+++ Record list +++

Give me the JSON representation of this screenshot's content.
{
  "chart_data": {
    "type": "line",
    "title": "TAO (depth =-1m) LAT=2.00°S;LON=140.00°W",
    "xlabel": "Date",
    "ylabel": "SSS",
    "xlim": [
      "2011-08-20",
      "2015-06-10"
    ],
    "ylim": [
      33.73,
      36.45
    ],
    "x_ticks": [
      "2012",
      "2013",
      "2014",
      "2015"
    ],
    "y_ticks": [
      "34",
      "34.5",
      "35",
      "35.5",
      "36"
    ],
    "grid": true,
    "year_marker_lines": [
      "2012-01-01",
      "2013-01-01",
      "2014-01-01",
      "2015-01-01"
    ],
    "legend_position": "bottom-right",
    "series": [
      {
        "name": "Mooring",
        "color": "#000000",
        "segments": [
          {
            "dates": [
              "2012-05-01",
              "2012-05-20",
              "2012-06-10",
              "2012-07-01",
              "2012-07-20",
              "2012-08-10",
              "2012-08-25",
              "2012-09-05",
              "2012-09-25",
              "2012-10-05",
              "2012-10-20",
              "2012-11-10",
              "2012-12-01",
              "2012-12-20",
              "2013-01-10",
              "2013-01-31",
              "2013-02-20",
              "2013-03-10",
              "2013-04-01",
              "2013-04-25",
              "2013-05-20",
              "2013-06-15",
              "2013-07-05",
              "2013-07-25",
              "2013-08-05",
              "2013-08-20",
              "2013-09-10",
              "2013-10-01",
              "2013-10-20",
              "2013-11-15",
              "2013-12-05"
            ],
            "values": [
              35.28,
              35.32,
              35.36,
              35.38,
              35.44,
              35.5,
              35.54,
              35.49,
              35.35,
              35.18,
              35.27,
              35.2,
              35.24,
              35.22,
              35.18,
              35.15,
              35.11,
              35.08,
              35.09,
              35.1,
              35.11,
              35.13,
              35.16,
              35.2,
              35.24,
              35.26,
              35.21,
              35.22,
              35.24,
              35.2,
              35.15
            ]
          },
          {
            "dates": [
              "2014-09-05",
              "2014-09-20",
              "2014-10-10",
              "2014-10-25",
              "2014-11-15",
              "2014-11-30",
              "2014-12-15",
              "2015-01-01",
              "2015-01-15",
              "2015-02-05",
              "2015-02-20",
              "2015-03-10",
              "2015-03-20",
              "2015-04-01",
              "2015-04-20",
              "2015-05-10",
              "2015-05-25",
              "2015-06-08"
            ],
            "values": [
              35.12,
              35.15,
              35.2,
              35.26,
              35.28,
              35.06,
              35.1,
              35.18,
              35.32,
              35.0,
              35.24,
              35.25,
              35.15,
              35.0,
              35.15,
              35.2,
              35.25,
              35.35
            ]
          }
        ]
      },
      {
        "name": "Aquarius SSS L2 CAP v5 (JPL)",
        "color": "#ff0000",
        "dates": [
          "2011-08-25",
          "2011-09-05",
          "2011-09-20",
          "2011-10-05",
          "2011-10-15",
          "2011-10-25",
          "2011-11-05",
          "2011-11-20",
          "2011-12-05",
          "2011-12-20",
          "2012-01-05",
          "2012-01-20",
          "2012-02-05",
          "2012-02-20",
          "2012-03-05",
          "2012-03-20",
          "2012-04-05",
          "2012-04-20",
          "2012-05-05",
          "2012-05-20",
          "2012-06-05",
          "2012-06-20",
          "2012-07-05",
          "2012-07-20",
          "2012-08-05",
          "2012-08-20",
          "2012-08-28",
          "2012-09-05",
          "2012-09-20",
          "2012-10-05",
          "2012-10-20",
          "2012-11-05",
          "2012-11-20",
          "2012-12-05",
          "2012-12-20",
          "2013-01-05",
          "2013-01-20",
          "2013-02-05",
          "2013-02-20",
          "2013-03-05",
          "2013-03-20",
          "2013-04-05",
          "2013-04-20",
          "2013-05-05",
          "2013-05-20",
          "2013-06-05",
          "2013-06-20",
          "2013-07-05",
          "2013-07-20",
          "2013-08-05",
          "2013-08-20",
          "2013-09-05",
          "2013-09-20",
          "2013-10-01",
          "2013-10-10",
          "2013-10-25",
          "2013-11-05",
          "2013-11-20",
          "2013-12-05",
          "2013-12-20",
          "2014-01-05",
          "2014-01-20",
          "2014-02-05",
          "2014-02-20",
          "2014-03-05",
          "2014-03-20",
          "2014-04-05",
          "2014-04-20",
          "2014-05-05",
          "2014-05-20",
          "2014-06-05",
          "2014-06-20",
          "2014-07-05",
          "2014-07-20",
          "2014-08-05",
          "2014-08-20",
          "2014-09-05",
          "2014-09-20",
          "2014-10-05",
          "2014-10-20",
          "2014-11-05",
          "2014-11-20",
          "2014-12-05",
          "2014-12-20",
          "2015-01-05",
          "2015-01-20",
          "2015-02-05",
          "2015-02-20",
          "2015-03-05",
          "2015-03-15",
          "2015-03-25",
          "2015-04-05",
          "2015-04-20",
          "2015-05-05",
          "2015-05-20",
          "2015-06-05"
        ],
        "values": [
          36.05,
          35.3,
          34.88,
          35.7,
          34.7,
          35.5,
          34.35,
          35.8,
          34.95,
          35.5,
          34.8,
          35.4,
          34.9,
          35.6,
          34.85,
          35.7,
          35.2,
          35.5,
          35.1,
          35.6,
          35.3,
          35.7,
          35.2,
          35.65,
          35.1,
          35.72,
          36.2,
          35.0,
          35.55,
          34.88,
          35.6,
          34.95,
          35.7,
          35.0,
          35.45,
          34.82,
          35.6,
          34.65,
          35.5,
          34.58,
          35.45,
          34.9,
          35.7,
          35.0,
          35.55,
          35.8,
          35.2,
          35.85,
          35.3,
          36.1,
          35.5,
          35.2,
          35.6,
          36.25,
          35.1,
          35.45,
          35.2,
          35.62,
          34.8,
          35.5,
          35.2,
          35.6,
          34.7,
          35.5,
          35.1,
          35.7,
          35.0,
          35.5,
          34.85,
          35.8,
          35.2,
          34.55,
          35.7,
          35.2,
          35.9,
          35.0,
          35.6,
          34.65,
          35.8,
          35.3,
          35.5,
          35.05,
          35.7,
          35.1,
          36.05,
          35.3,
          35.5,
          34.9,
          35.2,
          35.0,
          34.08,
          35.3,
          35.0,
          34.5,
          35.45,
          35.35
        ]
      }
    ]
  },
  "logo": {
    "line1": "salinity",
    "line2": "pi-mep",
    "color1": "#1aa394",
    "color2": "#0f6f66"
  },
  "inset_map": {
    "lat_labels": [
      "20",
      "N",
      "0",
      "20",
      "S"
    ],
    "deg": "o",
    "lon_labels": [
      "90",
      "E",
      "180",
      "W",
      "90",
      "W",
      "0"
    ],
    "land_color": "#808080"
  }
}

+++

• _Stated task_: Which lines hold the word "name"? Copy each of them from the records.

• _Task answer_:
        "name": "Mooring",
        "name": "Aquarius SSS L2 CAP v5 (JPL)",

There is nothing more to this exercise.